Reproduce every entry exactly, without alteration.

----- DATA SECTION

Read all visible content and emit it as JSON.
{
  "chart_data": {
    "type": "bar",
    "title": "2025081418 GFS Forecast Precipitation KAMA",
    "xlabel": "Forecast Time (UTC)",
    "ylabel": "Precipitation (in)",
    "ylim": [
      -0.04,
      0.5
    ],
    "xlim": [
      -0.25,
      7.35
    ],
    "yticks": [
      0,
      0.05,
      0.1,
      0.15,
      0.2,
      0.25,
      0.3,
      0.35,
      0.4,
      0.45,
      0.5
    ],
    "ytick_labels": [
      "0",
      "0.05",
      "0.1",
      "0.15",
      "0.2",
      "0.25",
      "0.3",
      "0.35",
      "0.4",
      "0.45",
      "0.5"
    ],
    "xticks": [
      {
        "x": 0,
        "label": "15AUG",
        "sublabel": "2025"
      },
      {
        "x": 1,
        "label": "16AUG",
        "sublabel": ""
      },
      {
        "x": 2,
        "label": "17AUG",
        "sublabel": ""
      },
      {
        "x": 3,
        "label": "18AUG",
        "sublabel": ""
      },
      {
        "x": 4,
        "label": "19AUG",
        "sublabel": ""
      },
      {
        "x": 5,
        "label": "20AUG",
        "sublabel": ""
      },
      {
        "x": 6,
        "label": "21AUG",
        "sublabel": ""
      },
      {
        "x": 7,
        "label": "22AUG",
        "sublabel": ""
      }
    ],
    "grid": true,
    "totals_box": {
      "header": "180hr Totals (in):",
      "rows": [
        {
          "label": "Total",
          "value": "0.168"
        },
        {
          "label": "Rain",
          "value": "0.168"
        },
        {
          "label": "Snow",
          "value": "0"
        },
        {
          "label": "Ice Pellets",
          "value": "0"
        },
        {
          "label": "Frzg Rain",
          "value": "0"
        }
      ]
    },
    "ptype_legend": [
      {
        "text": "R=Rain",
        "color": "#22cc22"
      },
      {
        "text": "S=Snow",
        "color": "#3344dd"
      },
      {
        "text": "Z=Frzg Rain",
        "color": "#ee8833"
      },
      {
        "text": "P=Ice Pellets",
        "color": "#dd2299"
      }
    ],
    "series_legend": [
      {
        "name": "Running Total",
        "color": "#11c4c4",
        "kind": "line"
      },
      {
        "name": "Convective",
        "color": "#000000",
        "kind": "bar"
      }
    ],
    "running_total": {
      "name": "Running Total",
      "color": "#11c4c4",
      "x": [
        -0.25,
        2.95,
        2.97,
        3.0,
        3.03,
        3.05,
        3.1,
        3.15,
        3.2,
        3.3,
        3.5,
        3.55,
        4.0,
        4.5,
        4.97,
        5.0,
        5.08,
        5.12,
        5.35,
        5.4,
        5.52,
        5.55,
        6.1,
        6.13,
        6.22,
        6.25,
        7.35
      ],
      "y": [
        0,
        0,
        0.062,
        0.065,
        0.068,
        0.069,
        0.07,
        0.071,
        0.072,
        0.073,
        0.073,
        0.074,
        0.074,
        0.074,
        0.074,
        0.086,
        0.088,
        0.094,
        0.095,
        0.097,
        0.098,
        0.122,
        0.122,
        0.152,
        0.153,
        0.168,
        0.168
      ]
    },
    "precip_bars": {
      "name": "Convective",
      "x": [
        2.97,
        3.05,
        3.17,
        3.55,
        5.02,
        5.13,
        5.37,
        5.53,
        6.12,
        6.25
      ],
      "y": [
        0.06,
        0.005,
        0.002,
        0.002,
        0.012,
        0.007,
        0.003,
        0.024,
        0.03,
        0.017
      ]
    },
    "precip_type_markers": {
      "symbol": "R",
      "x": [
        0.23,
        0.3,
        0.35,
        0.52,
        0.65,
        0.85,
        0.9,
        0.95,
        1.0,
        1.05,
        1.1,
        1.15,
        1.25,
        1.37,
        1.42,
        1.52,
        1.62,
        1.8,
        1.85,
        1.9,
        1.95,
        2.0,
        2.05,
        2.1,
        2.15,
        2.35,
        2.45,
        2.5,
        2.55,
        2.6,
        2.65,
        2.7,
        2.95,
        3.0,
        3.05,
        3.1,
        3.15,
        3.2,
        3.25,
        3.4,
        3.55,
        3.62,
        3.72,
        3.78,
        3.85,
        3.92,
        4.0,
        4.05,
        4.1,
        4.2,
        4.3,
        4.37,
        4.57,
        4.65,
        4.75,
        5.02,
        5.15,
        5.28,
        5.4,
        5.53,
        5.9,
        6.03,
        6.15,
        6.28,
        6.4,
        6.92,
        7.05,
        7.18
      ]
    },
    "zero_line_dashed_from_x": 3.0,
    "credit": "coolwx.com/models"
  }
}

----------

▶ EXERCISE RESULT
Read all visible content and emit it as JSON.
{
  "chart_data": {
    "type": "bar",
    "title": "2025081418 GFS Forecast Precipitation KAMA",
    "xlabel": "Forecast Time (UTC)",
    "ylabel": "Precipitation (in)",
    "ylim": [
      -0.04,
      0.5
    ],
    "xlim": [
      -0.25,
      7.35
    ],
    "yticks": [
      0,
      0.05,
      0.1,
      0.15,
      0.2,
      0.25,
      0.3,
      0.35,
      0.4,
      0.45,
      0.5
    ],
    "ytick_labels": [
      "0",
      "0.05",
      "0.1",
      "0.15",
      "0.2",
      "0.25",
      "0.3",
      "0.35",
      "0.4",
      "0.45",
      "0.5"
    ],
    "xticks": [
      {
        "x": 0,
        "label": "15AUG",
        "sublabel": "2025"
      },
      {
        "x": 1,
        "label": "16AUG",
        "sublabel": ""
      },
      {
        "x": 2,
        "label": "17AUG",
        "sublabel": ""
      },
      {
        "x": 3,
        "label": "18AUG",
        "sublabel": ""
      },
      {
        "x": 4,
        "label": "19AUG",
        "sublabel": ""
      },
      {
        "x": 5,
        "label": "20AUG",
        "sublabel": ""
      },
      {
        "x": 6,
        "label": "21AUG",
        "sublabel": ""
      },
      {
        "x": 7,
        "label": "22AUG",
        "sublabel": ""
      }
    ],
    "grid": true,
    "totals_box": {
      "header": "180hr Totals (in):",
      "rows": [
        {
          "label": "Total",
          "value": "0.168"
        },
        {
          "label": "Rain",
          "value": "0.168"
        },
        {
          "label": "Snow",
          "value": "0"
        },
        {
          "label": "Ice Pellets",
          "value": "0"
        },
        {
          "label": "Frzg Rain",
          "value": "0"
        }
      ]
    },
    "ptype_legend": [
      {
        "text": "R=Rain",
        "color": "#22cc22"
      },
      {
        "text": "S=Snow",
        "color": "#3344dd"
      },
      {
        "text": "Z=Frzg Rain",
        "color": "#ee8833"
      },
      {
        "text": "P=Ice Pellets",
        "color": "#dd2299"
      }
    ],
    "series_legend": [
      {
        "name": "Running Total",
        "color": "#11c4c4",
        "kind": "line"
      },
      {
        "name": "Convective",
        "color": "#000000",
        "kind": "bar"
      }
    ],
    "running_total": {
      "name": "Running Total",
      "color": "#11c4c4",
      "x": [
        -0.25,
        2.95,
        2.97,
        3.0,
        3.03,
        3.05,
        3.1,
        3.15,
        3.2,
        3.3,
        3.5,
        3.55,
        4.0,
        4.5,
        4.97,
        5.0,
        5.08,
        5.12,
        5.35,
        5.4,
        5.52,
        5.55,
        6.1,
        6.13,
        6.22,
        6.25,
        7.35
      ],
      "y": [
        0,
        0,
        0.062,
        0.065,
        0.068,
        0.069,
        0.07,
        0.071,
        0.072,
        0.073,
        0.073,
        0.074,
        0.074,
        0.074,
        0.074,
        0.086,
        0.088,
        0.094,
        0.095,
        0.097,
        0.098,
        0.122,
        0.122,
        0.152,
        0.153,
        0.168,
        0.168
      ]
    },
    "precip_bars": {
      "name": "Convective",
      "x": [
        2.97,
        3.05,
        3.17,
        3.55,
        5.02,
        5.13,
        5.37,
        5.53,
        6.12,
        6.25
      ],
      "y": [
        0.06,
        0.005,
        0.002,
        0.002,
        0.012,
        0.007,
        0.003,
        0.024,
        0.03,
        0.017
      ]
    },
    "precip_type_markers": {
      "symbol": "R",
      "x": [
        0.23,
        0.3,
        0.35,
        0.52,
        0.65,
        0.85,
        0.9,
        0.95,
        1.0,
        1.05,
        1.1,
        1.15,
        1.25,
        1.37,
        1.42,
        1.52,
        1.62,
        1.8,
        1.85,
        1.9,
        1.95,
        2.0,
        2.05,
        2.1,
        2.15,
        2.35,
        2.45,
        2.5,
        2.55,
        2.6,
        2.65,
        2.7,
        2.95,
        3.0,
        3.05,
        3.1,
        3.15,
        3.2,
        3.25,
        3.4,
        3.55,
        3.62,
        3.72,
        3.78,
        3.85,
        3.92,
        4.0,
        4.05,
        4.1,
        4.2,
        4.3,
        4.37,
        4.57,
        4.65,
        4.75,
        5.02,
        5.15,
        5.28,
        5.4,
        5.53,
        5.9,
        6.03,
        6.15,
        6.28,
        6.4,
        6.92,
        7.05,
        7.18
      ]
    },
    "zero_line_dashed_from_x": 3.0,
    "credit": "coolwx.com/models"
  }
}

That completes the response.